• _PROBLEM DESCRIPTION_:
Here are records with pictures in them. Copy all of them exactly and leave the pictures out.
+++ EXTRACTED ENTRIES +++
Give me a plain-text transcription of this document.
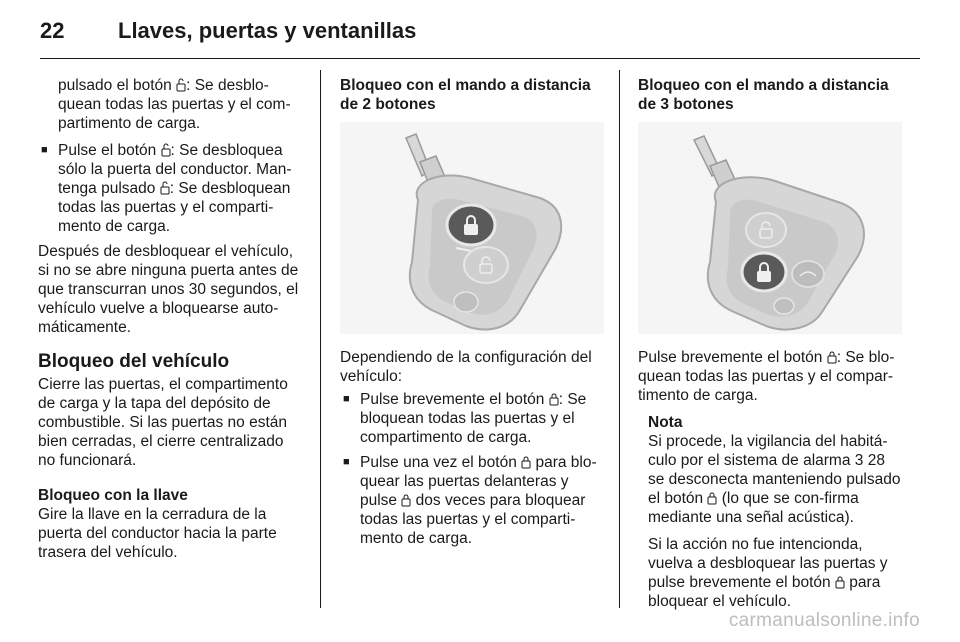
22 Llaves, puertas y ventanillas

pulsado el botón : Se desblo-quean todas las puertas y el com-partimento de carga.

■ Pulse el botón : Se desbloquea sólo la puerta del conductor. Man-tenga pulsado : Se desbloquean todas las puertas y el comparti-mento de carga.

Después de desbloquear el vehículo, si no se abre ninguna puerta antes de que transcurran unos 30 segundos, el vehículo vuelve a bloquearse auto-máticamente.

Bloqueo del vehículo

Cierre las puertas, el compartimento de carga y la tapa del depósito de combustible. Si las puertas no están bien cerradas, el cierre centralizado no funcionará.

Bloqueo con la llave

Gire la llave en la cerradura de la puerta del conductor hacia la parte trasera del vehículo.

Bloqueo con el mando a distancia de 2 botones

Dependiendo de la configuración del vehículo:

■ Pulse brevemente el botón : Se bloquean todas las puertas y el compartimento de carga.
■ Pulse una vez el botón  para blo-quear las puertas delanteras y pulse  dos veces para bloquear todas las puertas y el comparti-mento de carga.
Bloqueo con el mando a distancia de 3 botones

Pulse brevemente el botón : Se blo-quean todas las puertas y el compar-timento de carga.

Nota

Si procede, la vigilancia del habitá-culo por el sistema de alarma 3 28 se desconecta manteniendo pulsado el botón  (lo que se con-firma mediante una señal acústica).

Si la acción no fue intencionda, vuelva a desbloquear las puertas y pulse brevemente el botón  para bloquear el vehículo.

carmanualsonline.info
+++
• _RESULT FOR THIS EXERCISE_:
Give me a plain-text transcription of this document.
22 Llaves, puertas y ventanillas

pulsado el botón : Se desblo-quean todas las puertas y el com-partimento de carga.

■ Pulse el botón : Se desbloquea sólo la puerta del conductor. Man-tenga pulsado : Se desbloquean todas las puertas y el comparti-mento de carga.

Después de desbloquear el vehículo, si no se abre ninguna puerta antes de que transcurran unos 30 segundos, el vehículo vuelve a bloquearse auto-máticamente.

Bloqueo del vehículo

Cierre las puertas, el compartimento de carga y la tapa del depósito de combustible. Si las puertas no están bien cerradas, el cierre centralizado no funcionará.

Bloqueo con la llave

Gire la llave en la cerradura de la puerta del conductor hacia la parte trasera del vehículo.

Bloqueo con el mando a distancia de 2 botones

Dependiendo de la configuración del vehículo:

■ Pulse brevemente el botón : Se bloquean todas las puertas y el compartimento de carga.
■ Pulse una vez el botón  para blo-quear las puertas delanteras y pulse  dos veces para bloquear todas las puertas y el comparti-mento de carga.
Bloqueo con el mando a distancia de 3 botones

Pulse brevemente el botón : Se blo-quean todas las puertas y el compar-timento de carga.

Nota

Si procede, la vigilancia del habitá-culo por el sistema de alarma 3 28 se desconecta manteniendo pulsado el botón  (lo que se con-firma mediante una señal acústica).

Si la acción no fue intencionda, vuelva a desbloquear las puertas y pulse brevemente el botón  para bloquear el vehículo.

carmanualsonline.info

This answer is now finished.